◆ Goal of the exercise: Give the count of lines that include the string "Request". Add nothing to it.

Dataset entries
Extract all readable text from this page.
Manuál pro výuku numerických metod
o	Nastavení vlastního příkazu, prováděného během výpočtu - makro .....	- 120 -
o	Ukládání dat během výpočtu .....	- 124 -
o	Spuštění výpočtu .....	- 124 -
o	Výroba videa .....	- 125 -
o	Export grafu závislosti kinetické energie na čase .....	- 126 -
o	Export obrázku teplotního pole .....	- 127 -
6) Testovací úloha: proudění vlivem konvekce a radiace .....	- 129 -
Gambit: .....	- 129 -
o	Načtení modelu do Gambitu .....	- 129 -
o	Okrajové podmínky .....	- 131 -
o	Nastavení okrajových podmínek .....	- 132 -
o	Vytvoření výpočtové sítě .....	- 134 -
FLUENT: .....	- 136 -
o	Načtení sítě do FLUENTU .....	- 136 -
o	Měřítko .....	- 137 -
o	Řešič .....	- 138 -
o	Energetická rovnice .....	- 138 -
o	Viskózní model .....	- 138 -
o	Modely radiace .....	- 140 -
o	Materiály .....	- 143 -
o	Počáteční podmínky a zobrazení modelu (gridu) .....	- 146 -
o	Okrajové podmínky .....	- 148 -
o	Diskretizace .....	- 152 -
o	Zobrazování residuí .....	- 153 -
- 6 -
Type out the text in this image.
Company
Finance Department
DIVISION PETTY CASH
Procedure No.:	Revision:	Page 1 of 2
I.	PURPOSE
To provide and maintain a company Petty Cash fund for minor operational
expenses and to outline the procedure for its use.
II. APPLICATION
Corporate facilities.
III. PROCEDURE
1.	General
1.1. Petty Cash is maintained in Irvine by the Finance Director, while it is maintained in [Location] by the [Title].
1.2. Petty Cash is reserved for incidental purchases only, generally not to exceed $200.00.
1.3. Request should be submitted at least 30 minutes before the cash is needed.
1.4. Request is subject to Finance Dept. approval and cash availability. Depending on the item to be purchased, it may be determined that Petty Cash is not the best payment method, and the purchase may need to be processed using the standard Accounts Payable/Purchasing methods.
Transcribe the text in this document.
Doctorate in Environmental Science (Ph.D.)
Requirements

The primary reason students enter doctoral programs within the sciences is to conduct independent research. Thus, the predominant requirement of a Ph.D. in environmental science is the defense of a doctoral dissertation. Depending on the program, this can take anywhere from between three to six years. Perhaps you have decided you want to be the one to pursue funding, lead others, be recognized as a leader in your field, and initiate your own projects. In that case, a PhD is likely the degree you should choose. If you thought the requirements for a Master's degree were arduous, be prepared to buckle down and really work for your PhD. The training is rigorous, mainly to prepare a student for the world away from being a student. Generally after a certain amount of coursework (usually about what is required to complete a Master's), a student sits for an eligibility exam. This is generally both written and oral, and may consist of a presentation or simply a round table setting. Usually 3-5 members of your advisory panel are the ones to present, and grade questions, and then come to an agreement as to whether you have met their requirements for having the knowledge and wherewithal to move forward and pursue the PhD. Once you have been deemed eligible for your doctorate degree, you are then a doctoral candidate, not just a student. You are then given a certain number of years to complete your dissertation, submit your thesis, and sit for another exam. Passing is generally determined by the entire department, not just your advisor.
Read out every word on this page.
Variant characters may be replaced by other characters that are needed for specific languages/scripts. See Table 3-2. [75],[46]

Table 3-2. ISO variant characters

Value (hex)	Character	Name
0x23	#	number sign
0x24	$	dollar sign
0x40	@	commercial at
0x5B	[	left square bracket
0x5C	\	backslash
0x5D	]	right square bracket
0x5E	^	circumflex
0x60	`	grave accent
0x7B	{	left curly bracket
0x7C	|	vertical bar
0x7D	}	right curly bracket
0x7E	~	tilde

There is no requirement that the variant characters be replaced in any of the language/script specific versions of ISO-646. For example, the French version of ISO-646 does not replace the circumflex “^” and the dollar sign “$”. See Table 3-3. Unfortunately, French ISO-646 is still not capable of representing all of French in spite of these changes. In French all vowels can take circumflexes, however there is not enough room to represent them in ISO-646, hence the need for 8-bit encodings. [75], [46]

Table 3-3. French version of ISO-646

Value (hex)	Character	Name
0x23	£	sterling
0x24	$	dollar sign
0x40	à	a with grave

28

◆ Answer for this exercise: 2